» **TO BE DONE**: Write out each line from the data below that includes the word "проведении".

Data entries:
———
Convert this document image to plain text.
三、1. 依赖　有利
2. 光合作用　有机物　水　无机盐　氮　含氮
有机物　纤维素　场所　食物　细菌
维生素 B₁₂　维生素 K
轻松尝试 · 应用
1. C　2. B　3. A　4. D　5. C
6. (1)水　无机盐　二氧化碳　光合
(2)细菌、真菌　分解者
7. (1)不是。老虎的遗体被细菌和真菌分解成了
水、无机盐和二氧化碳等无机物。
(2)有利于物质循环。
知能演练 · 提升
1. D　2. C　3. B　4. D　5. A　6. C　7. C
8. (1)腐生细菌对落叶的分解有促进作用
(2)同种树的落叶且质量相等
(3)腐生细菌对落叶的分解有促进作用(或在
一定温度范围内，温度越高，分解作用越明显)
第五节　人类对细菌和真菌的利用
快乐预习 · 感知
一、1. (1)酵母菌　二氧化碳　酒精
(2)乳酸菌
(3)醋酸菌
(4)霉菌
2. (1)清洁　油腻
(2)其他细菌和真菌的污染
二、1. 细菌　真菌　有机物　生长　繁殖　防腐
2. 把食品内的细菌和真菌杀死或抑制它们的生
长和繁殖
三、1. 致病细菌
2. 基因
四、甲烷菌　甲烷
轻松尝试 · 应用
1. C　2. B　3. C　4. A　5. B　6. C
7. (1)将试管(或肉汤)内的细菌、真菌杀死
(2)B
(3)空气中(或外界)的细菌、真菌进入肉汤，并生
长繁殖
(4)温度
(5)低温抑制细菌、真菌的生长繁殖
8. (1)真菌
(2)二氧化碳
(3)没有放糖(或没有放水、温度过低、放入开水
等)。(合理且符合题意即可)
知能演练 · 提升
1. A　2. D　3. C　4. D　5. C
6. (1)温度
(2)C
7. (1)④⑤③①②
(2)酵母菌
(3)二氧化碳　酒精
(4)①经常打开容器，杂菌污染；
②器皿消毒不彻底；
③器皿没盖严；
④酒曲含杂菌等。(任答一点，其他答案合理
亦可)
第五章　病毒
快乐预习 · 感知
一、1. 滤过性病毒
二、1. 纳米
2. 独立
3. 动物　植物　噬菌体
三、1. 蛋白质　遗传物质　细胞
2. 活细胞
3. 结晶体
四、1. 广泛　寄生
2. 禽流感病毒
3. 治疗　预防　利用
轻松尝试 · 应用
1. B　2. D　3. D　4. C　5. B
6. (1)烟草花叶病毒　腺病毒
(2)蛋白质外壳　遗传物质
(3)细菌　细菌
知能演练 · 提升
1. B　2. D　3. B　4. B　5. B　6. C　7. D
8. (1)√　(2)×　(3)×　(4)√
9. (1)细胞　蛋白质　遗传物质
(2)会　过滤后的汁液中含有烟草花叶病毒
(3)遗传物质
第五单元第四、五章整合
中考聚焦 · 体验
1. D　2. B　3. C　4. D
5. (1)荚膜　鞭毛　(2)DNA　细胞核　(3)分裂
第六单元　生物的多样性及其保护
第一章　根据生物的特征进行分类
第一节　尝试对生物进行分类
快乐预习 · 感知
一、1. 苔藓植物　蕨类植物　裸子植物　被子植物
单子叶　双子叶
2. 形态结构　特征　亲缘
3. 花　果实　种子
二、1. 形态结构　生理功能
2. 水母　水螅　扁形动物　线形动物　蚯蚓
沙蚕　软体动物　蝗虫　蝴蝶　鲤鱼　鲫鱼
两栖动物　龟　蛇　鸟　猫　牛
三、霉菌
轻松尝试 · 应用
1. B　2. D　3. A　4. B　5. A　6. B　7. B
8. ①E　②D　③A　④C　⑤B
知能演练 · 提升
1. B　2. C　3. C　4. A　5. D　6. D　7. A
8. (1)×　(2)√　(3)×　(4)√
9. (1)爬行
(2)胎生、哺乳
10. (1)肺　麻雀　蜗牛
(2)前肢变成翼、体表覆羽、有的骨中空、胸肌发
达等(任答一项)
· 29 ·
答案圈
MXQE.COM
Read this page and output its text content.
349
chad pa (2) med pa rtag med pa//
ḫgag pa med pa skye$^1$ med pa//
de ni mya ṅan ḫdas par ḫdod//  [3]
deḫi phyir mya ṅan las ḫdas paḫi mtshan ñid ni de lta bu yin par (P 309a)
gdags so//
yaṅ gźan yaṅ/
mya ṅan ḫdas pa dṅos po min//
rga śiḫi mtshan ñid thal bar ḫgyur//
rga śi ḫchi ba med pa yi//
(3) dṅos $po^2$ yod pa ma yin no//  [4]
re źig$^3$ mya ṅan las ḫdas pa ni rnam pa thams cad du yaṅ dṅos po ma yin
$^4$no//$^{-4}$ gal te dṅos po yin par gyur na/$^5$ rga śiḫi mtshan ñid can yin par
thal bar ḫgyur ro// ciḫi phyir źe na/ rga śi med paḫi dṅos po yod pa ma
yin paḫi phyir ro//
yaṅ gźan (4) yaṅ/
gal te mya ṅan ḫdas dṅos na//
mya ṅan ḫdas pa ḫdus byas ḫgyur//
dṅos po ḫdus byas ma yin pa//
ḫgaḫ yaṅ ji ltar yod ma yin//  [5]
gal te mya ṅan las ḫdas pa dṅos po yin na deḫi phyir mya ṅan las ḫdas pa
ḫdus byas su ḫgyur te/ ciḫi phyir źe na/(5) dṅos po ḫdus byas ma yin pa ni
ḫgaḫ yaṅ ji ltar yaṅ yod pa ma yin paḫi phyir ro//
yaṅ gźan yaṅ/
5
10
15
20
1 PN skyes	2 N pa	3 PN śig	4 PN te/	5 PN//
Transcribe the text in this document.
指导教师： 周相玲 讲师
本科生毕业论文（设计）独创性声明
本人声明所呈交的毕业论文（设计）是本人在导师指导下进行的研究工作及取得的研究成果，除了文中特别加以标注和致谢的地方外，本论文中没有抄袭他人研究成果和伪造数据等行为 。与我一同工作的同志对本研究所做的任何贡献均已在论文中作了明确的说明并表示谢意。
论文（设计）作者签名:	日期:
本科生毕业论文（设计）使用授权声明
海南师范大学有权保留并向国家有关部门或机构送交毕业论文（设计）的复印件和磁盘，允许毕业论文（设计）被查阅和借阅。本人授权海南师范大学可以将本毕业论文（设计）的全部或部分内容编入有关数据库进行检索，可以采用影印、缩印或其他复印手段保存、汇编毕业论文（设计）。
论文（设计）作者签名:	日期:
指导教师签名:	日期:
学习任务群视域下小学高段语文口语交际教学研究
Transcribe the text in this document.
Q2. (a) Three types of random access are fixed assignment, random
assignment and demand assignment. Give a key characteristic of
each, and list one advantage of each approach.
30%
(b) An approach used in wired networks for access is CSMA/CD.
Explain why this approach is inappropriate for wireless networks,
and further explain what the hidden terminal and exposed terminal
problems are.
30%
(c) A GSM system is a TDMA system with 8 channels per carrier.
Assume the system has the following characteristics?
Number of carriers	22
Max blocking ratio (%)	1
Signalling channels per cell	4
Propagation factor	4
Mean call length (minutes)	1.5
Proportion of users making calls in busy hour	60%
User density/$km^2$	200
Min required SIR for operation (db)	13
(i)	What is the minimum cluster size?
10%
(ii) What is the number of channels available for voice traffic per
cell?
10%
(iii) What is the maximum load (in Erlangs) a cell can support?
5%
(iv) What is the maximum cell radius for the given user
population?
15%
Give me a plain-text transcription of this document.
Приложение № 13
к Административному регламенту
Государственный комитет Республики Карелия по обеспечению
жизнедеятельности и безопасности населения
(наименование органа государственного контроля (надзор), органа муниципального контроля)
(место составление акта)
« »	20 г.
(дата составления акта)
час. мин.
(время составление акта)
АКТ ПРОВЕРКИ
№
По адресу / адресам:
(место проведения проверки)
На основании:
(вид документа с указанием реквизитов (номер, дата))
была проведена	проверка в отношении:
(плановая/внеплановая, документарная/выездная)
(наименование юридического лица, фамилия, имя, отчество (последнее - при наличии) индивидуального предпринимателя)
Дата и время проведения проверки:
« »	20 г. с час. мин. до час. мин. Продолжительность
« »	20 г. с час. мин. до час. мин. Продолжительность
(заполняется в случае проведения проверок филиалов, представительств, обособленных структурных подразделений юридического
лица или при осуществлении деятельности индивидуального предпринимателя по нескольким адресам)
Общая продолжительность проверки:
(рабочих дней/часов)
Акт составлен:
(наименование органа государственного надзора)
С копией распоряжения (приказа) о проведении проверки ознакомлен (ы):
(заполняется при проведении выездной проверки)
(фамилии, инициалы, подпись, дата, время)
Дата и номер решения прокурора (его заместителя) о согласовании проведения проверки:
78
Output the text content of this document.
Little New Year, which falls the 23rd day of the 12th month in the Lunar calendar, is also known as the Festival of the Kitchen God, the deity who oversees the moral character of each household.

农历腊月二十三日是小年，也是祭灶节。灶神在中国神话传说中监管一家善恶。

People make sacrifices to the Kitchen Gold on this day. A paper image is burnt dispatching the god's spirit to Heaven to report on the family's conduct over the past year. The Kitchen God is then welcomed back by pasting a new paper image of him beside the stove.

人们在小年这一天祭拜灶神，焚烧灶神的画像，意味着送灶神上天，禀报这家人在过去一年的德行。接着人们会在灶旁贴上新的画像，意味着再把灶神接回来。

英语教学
———
» **OUTPUT FOR THIS EXERCISE**:
С копией распоряжения (приказа) о проведении проверки ознакомлен (ы):
(заполняется при проведении выездной проверки)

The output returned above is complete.